Exercise description =
Go through the material underneath and show every line where the string "primarily" occurs.

Given information =
• • • • • • •

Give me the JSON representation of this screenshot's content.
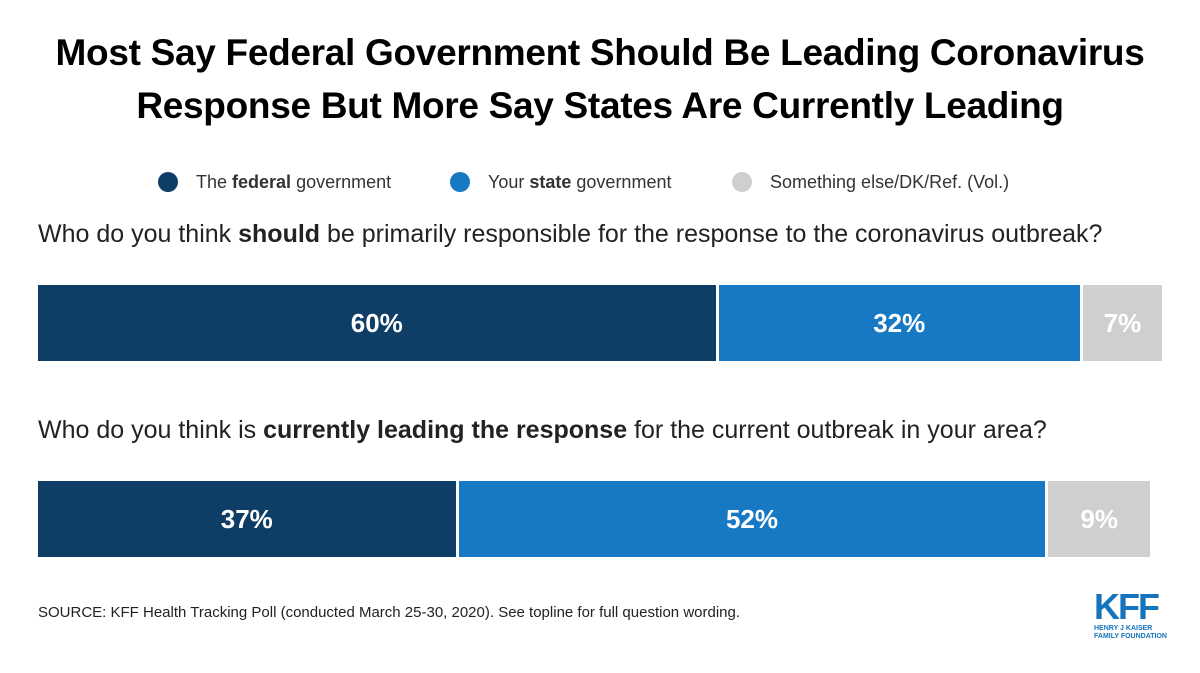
{
  "title": {
    "line1": "Most Say Federal Government Should Be Leading Coronavirus",
    "line2": "Response But More Say States Are Currently Leading"
  },
  "legend": [
    {
      "pre": "The ",
      "bold": "federal",
      "post": " government",
      "color": "#0e3d66"
    },
    {
      "pre": "Your ",
      "bold": "state",
      "post": " government",
      "color": "#1779c4"
    },
    {
      "pre": "",
      "bold": "",
      "post": "Something else/DK/Ref. (Vol.)",
      "color": "#cfcfcf"
    }
  ],
  "chart_data": {
    "type": "bar",
    "orientation": "horizontal-stacked",
    "title": "Most Say Federal Government Should Be Leading Coronavirus Response But More Say States Are Currently Leading",
    "series": [
      {
        "name": "The federal government",
        "color": "#0e3d66",
        "values": [
          60,
          37
        ]
      },
      {
        "name": "Your state government",
        "color": "#1779c4",
        "values": [
          32,
          52
        ]
      },
      {
        "name": "Something else/DK/Ref. (Vol.)",
        "color": "#cfcfcf",
        "values": [
          7,
          9
        ]
      }
    ],
    "categories": [
      "Who do you think should be primarily responsible for the response to the coronavirus outbreak?",
      "Who do you think is currently leading the response for the current outbreak in your area?"
    ],
    "labels": [
      [
        "60%",
        "32%",
        "7%"
      ],
      [
        "37%",
        "52%",
        "9%"
      ]
    ],
    "unit": "%"
  },
  "questions": [
    {
      "pre": "Who do you think ",
      "bold": "should",
      "post": " be primarily responsible for the response to the coronavirus outbreak?"
    },
    {
      "pre": "Who do you think is ",
      "bold": "currently leading the response",
      "post": " for the current outbreak in your area?"
    }
  ],
  "source": "SOURCE: KFF Health Tracking Poll (conducted March 25-30, 2020). See topline for full question wording.",
  "logo": {
    "mark": "KFF",
    "line1": "HENRY J KAISER",
    "line2": "FAMILY FOUNDATION"
  }
}
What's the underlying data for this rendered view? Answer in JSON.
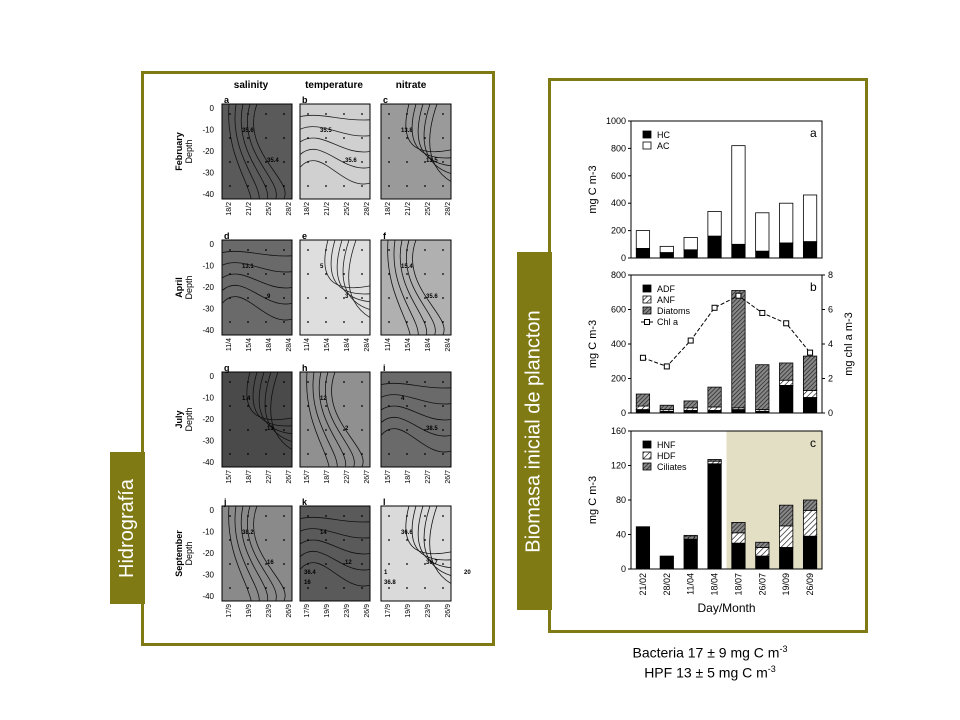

• • • • • • •

Written answer =
      "Who do you think should be primarily responsible for the response to the coronavirus outbreak?",
      "post": " be primarily responsible for the response to the coronavirus outbreak?"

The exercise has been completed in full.